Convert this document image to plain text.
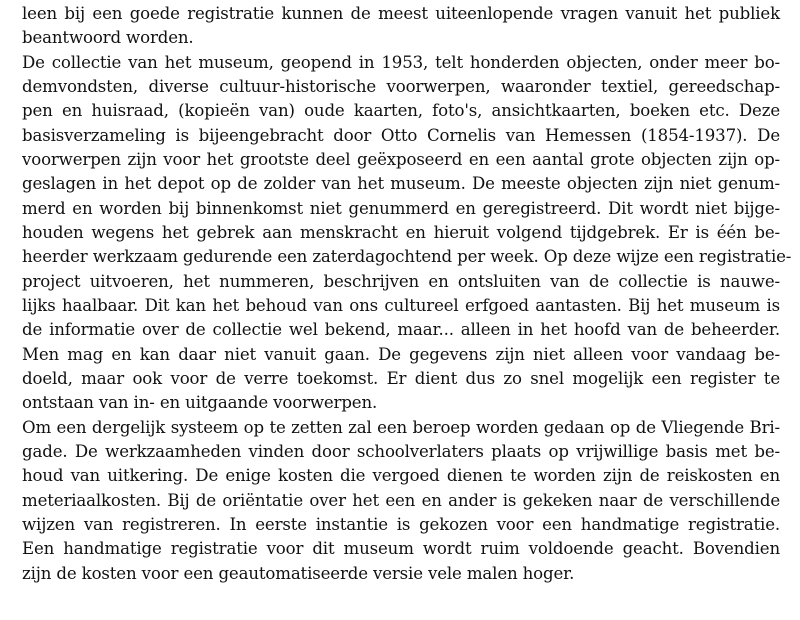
leen bij een goede registratie kunnen de meest uiteenlopende vragen vanuit het publiek
beantwoord worden.
De collectie van het museum, geopend in 1953, telt honderden objecten, onder meer bo-
demvondsten, diverse cultuur-historische voorwerpen, waaronder textiel, gereedschap-
pen en huisraad, (kopieën van) oude kaarten, foto's, ansichtkaarten, boeken etc. Deze
basisverzameling is bijeengebracht door Otto Cornelis van Hemessen (1854-1937). De
voorwerpen zijn voor het grootste deel geëxposeerd en een aantal grote objecten zijn op-
geslagen in het depot op de zolder van het museum. De meeste objecten zijn niet genum-
merd en worden bij binnenkomst niet genummerd en geregistreerd. Dit wordt niet bijge-
houden wegens het gebrek aan menskracht en hieruit volgend tijdgebrek. Er is één be-
heerder werkzaam gedurende een zaterdagochtend per week. Op deze wijze een registratie-
project uitvoeren, het nummeren, beschrijven en ontsluiten van de collectie is nauwe-
lijks haalbaar. Dit kan het behoud van ons cultureel erfgoed aantasten. Bij het museum is
de informatie over de collectie wel bekend, maar... alleen in het hoofd van de beheerder.
Men mag en kan daar niet vanuit gaan. De gegevens zijn niet alleen voor vandaag be-
doeld, maar ook voor de verre toekomst. Er dient dus zo snel mogelijk een register te
ontstaan van in- en uitgaande voorwerpen.
Om een dergelijk systeem op te zetten zal een beroep worden gedaan op de Vliegende Bri-
gade. De werkzaamheden vinden door schoolverlaters plaats op vrijwillige basis met be-
houd van uitkering. De enige kosten die vergoed dienen te worden zijn de reiskosten en
meteriaalkosten. Bij de oriëntatie over het een en ander is gekeken naar de verschillende
wijzen van registreren. In eerste instantie is gekozen voor een handmatige registratie.
Een handmatige registratie voor dit museum wordt ruim voldoende geacht. Bovendien
zijn de kosten voor een geautomatiseerde versie vele malen hoger.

======

Aim:
Go through the listing above and return every line where the word "door" occurs.

Complete output:
basisverzameling is bijeengebracht door Otto Cornelis van Hemessen (1854-1937). De
gade. De werkzaamheden vinden door schoolverlaters plaats op vrijwillige basis met be-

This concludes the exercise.